**Task directions:** From the entries below, copy every line holding the word "Daily".
================================
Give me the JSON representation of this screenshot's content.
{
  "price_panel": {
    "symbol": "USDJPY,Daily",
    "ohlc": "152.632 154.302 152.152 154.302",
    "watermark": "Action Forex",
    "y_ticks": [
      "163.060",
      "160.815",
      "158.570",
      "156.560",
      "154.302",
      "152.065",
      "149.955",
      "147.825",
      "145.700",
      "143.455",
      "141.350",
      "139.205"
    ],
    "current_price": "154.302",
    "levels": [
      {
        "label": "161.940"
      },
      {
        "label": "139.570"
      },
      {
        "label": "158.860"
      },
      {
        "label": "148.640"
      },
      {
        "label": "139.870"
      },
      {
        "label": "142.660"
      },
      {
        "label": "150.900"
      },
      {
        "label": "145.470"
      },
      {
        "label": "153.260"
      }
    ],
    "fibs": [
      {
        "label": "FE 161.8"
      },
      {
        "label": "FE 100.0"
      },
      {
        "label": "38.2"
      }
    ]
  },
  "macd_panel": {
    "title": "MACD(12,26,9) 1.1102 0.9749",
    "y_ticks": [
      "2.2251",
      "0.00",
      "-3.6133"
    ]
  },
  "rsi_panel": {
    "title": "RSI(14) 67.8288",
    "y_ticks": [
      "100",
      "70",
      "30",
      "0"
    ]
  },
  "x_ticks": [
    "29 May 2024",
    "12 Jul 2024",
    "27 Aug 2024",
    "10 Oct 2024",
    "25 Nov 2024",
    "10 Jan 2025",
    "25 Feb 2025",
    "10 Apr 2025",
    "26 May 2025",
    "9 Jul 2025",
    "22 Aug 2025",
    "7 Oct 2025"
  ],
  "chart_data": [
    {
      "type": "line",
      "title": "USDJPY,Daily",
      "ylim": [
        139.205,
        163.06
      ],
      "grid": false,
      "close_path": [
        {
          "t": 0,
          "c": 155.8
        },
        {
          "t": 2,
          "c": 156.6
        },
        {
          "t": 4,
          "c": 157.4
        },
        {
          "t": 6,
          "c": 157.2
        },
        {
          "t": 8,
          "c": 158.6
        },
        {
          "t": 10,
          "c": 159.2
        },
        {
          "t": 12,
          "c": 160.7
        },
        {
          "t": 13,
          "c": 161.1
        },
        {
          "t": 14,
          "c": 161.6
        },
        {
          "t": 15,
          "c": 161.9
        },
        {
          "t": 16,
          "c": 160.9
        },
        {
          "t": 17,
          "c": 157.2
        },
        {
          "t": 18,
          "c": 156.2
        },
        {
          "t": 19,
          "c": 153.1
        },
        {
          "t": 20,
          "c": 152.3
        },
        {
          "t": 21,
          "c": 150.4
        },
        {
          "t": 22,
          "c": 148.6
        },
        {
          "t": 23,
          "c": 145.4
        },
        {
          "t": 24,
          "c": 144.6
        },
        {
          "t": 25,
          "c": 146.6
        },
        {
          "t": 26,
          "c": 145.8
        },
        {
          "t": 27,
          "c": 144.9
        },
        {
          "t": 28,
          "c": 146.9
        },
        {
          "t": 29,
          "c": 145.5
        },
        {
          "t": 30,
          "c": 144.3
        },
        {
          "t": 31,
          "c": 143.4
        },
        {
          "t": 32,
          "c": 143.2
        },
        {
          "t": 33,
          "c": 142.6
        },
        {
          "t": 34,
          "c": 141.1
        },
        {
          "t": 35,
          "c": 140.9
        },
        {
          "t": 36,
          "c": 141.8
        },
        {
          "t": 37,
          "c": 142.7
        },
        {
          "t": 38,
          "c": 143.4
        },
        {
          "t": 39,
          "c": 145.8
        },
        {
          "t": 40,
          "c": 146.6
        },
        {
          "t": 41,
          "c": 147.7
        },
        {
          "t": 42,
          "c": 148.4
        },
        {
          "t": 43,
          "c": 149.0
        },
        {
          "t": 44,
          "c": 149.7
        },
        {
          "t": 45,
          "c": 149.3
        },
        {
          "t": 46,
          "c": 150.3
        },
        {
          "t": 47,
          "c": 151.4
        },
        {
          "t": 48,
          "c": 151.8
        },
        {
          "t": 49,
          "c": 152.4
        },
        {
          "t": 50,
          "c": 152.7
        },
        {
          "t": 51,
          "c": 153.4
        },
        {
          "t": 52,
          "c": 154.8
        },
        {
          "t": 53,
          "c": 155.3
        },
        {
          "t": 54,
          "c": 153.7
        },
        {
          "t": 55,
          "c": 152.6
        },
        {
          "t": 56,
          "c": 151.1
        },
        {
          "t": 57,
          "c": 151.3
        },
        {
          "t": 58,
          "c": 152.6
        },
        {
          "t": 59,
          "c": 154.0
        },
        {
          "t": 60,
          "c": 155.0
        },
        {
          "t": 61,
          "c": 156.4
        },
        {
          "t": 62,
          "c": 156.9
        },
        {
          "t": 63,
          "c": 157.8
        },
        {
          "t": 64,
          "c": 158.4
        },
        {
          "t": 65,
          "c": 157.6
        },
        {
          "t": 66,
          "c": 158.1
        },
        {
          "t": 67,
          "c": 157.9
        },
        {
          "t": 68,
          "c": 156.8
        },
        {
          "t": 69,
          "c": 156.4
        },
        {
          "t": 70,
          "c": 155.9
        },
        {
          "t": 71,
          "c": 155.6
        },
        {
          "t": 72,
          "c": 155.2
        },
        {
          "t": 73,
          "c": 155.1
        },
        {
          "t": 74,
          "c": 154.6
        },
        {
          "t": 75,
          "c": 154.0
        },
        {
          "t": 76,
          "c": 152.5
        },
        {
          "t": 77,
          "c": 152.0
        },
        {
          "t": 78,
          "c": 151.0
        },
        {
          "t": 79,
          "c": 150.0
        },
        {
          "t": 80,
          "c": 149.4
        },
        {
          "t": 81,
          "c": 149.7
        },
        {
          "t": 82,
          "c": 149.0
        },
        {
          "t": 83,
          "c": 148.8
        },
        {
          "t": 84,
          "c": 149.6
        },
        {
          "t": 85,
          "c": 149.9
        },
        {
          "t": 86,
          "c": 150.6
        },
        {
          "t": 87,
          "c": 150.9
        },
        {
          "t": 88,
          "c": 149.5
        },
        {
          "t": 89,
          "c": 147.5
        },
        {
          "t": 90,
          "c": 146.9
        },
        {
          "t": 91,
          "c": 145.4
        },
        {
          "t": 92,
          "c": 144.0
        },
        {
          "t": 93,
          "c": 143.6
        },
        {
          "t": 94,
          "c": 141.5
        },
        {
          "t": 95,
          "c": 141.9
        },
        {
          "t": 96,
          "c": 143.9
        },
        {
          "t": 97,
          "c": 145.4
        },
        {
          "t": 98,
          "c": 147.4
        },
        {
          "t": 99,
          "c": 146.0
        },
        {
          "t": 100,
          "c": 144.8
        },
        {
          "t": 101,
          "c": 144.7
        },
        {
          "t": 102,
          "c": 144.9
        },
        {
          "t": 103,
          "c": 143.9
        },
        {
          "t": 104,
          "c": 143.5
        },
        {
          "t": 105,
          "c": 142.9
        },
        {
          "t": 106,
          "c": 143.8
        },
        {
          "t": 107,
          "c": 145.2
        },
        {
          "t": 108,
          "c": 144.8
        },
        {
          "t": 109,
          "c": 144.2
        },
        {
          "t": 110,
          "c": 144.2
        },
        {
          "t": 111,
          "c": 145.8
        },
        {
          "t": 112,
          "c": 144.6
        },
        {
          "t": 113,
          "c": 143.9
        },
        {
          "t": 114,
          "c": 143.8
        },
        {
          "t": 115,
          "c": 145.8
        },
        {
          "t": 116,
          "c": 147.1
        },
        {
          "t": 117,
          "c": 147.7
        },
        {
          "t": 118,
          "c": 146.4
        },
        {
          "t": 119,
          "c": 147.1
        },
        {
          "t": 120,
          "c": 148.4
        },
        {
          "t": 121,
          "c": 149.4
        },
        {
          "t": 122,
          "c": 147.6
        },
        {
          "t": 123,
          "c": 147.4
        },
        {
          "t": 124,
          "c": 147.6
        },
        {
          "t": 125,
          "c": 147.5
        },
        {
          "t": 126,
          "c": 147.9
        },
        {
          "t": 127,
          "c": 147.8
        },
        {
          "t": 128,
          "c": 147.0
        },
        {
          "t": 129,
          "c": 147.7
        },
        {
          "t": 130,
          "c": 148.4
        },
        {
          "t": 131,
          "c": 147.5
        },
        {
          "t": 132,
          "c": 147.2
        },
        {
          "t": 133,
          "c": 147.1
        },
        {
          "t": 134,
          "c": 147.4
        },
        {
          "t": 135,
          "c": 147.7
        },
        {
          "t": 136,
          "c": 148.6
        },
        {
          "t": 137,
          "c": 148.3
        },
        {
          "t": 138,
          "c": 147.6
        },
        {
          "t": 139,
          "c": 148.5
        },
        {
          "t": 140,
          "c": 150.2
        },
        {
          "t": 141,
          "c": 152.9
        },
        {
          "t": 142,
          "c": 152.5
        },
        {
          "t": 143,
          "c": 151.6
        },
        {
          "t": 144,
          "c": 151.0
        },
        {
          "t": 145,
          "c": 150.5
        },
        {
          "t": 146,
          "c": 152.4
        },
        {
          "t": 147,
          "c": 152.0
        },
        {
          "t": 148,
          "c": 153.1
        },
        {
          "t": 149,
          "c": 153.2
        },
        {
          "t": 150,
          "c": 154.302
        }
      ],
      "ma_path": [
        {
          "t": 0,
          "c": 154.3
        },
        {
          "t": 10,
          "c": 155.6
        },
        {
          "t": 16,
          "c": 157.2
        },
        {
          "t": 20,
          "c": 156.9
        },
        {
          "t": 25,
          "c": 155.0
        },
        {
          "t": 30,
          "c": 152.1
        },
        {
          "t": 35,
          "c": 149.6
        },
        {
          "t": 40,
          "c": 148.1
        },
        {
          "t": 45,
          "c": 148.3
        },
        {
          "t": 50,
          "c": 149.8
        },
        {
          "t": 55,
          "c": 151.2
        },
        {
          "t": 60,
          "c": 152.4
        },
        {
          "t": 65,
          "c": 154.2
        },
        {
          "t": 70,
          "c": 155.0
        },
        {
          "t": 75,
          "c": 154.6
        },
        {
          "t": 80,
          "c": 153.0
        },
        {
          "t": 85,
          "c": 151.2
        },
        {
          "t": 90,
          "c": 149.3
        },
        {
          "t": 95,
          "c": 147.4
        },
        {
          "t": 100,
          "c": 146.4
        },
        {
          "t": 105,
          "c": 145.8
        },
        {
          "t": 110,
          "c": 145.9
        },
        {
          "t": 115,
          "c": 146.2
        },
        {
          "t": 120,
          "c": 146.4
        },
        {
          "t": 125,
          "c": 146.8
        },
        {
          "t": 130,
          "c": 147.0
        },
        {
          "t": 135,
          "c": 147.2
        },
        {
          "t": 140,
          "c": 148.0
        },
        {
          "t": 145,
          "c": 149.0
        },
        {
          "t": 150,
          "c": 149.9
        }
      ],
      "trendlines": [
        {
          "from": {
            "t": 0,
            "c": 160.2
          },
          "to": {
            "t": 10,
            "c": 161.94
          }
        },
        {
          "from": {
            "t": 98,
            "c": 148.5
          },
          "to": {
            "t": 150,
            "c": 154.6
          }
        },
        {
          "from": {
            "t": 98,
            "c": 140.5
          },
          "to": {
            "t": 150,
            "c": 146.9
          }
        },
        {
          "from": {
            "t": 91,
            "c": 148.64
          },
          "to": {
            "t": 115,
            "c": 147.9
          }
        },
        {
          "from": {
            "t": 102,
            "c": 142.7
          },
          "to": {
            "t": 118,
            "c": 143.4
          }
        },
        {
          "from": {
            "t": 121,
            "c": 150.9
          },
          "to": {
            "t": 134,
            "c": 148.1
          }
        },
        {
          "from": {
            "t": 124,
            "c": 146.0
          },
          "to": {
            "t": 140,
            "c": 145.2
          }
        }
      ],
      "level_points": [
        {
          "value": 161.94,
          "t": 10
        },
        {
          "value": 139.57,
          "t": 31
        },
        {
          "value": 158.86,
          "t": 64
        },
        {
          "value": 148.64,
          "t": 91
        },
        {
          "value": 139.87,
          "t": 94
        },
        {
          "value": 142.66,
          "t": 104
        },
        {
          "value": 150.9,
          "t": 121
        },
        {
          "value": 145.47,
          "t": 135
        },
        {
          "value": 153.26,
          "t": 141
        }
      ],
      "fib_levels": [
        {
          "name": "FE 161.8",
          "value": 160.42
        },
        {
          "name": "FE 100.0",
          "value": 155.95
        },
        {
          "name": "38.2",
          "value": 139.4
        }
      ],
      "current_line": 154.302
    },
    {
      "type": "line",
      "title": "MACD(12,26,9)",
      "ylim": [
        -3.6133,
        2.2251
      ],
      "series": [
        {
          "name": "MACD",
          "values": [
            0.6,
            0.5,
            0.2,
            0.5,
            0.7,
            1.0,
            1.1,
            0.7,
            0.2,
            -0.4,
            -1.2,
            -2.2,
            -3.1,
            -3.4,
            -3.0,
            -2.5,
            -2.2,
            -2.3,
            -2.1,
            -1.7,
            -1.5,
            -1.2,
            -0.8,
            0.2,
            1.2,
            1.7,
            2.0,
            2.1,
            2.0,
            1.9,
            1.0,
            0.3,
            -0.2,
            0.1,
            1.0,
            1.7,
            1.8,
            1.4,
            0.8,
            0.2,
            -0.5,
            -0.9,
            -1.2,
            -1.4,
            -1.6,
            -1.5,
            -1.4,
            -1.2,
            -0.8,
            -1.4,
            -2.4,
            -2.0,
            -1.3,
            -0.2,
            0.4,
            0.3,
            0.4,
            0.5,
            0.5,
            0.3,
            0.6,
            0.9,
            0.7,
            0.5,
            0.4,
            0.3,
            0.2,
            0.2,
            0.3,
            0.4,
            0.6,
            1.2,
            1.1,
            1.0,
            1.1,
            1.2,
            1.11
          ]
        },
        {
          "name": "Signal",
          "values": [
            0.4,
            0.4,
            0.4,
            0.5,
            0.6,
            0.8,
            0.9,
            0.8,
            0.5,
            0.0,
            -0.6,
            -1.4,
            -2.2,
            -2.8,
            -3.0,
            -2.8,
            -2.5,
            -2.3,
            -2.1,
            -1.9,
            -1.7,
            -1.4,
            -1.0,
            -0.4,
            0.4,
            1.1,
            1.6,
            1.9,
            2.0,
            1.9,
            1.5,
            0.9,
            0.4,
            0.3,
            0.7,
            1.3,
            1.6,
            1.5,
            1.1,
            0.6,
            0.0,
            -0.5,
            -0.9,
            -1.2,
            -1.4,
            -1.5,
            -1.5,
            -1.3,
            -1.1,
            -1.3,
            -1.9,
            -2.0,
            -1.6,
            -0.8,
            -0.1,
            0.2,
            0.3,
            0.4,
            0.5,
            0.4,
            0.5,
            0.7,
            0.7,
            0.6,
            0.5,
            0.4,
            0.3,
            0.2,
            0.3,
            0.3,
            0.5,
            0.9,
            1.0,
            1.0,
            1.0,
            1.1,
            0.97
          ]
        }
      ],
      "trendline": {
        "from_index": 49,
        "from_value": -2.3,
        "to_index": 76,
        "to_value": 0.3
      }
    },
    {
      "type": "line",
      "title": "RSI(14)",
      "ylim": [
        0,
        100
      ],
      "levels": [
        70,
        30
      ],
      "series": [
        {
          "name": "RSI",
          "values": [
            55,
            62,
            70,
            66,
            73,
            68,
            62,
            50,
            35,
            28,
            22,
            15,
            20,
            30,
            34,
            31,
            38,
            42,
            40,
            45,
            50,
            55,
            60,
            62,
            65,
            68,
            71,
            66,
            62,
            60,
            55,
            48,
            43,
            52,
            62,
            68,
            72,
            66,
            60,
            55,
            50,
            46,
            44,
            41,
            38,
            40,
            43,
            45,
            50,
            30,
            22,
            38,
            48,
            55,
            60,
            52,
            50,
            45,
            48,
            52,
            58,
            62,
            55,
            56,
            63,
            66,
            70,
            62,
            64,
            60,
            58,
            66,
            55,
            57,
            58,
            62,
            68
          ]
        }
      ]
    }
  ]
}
================================
**Exercise answer:**
    "symbol": "USDJPY,Daily",
      "title": "USDJPY,Daily",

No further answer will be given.